Exercise objective >> Transcribe the listing verbatim. Do not carry over any pictures.

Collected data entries
[start]

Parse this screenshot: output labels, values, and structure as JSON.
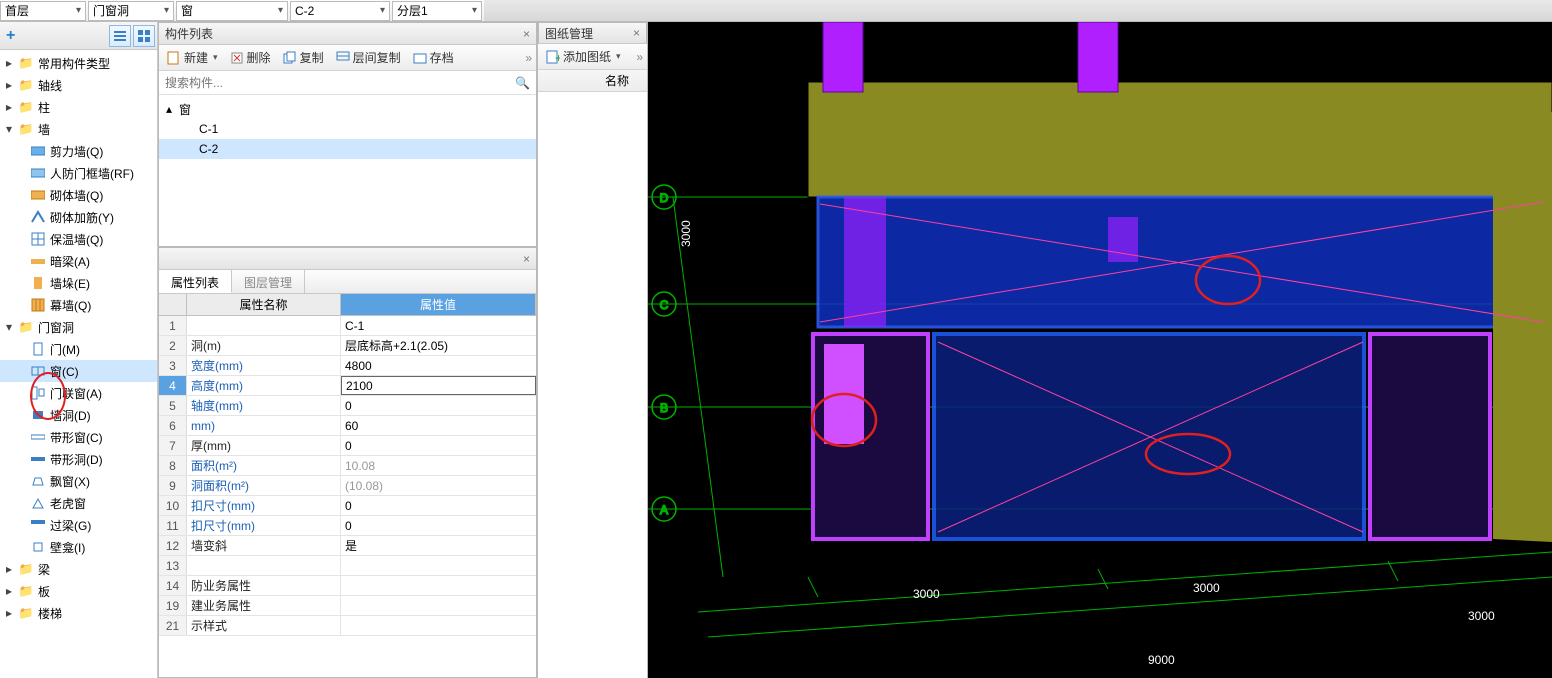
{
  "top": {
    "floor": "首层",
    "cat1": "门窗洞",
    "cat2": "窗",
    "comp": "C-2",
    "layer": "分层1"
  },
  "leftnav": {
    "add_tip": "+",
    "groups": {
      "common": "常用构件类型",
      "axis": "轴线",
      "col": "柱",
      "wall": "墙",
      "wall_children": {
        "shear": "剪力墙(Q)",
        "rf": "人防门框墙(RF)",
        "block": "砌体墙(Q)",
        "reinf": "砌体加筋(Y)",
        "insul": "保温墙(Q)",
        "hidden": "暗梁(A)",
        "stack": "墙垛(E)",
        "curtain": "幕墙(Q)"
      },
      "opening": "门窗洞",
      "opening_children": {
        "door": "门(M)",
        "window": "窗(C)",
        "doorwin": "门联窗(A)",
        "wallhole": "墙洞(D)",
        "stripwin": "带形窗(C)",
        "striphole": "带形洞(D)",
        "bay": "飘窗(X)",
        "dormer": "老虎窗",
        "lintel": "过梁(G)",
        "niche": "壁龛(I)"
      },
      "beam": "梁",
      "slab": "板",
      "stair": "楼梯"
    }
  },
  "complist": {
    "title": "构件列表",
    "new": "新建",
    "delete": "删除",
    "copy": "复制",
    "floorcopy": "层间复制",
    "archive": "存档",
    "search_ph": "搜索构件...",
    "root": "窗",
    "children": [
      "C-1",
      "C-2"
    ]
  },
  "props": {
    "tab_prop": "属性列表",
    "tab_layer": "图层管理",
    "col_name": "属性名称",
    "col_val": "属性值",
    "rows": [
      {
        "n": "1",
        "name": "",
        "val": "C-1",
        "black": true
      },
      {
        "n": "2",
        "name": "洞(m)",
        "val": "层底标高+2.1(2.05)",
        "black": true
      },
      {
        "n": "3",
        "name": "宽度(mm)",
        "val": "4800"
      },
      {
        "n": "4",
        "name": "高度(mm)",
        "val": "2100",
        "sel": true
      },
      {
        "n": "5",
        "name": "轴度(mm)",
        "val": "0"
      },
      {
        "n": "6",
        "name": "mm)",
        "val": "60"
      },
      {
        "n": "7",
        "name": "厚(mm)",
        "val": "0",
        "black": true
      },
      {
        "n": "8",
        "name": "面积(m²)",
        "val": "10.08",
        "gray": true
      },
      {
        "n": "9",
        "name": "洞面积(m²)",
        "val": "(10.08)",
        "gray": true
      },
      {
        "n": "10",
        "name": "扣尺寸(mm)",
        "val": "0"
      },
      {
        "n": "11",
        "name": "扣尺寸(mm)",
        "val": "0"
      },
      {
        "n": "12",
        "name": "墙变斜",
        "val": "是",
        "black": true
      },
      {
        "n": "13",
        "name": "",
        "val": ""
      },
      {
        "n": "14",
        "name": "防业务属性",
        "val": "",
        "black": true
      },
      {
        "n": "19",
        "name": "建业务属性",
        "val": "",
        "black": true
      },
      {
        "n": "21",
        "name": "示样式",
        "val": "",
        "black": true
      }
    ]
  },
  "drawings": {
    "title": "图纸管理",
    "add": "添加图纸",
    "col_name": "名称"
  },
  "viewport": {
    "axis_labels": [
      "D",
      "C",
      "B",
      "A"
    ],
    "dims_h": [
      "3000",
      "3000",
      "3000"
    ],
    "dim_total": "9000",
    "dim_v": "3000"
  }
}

[end]

Exercise result >>
Parse this screenshot: output labels, values, and structure as JSON.
{
  "top": {
    "floor": "首层",
    "cat1": "门窗洞",
    "cat2": "窗",
    "comp": "C-2",
    "layer": "分层1"
  },
  "leftnav": {
    "add_tip": "+",
    "groups": {
      "common": "常用构件类型",
      "axis": "轴线",
      "col": "柱",
      "wall": "墙",
      "wall_children": {
        "shear": "剪力墙(Q)",
        "rf": "人防门框墙(RF)",
        "block": "砌体墙(Q)",
        "reinf": "砌体加筋(Y)",
        "insul": "保温墙(Q)",
        "hidden": "暗梁(A)",
        "stack": "墙垛(E)",
        "curtain": "幕墙(Q)"
      },
      "opening": "门窗洞",
      "opening_children": {
        "door": "门(M)",
        "window": "窗(C)",
        "doorwin": "门联窗(A)",
        "wallhole": "墙洞(D)",
        "stripwin": "带形窗(C)",
        "striphole": "带形洞(D)",
        "bay": "飘窗(X)",
        "dormer": "老虎窗",
        "lintel": "过梁(G)",
        "niche": "壁龛(I)"
      },
      "beam": "梁",
      "slab": "板",
      "stair": "楼梯"
    }
  },
  "complist": {
    "title": "构件列表",
    "new": "新建",
    "delete": "删除",
    "copy": "复制",
    "floorcopy": "层间复制",
    "archive": "存档",
    "search_ph": "搜索构件...",
    "root": "窗",
    "children": [
      "C-1",
      "C-2"
    ]
  },
  "props": {
    "tab_prop": "属性列表",
    "tab_layer": "图层管理",
    "col_name": "属性名称",
    "col_val": "属性值",
    "rows": [
      {
        "n": "1",
        "name": "",
        "val": "C-1",
        "black": true
      },
      {
        "n": "2",
        "name": "洞(m)",
        "val": "层底标高+2.1(2.05)",
        "black": true
      },
      {
        "n": "3",
        "name": "宽度(mm)",
        "val": "4800"
      },
      {
        "n": "4",
        "name": "高度(mm)",
        "val": "2100",
        "sel": true
      },
      {
        "n": "5",
        "name": "轴度(mm)",
        "val": "0"
      },
      {
        "n": "6",
        "name": "mm)",
        "val": "60"
      },
      {
        "n": "7",
        "name": "厚(mm)",
        "val": "0",
        "black": true
      },
      {
        "n": "8",
        "name": "面积(m²)",
        "val": "10.08",
        "gray": true
      },
      {
        "n": "9",
        "name": "洞面积(m²)",
        "val": "(10.08)",
        "gray": true
      },
      {
        "n": "10",
        "name": "扣尺寸(mm)",
        "val": "0"
      },
      {
        "n": "11",
        "name": "扣尺寸(mm)",
        "val": "0"
      },
      {
        "n": "12",
        "name": "墙变斜",
        "val": "是",
        "black": true
      },
      {
        "n": "13",
        "name": "",
        "val": ""
      },
      {
        "n": "14",
        "name": "防业务属性",
        "val": "",
        "black": true
      },
      {
        "n": "19",
        "name": "建业务属性",
        "val": "",
        "black": true
      },
      {
        "n": "21",
        "name": "示样式",
        "val": "",
        "black": true
      }
    ]
  },
  "drawings": {
    "title": "图纸管理",
    "add": "添加图纸",
    "col_name": "名称"
  },
  "viewport": {
    "axis_labels": [
      "D",
      "C",
      "B",
      "A"
    ],
    "dims_h": [
      "3000",
      "3000",
      "3000"
    ],
    "dim_total": "9000",
    "dim_v": "3000"
  }
}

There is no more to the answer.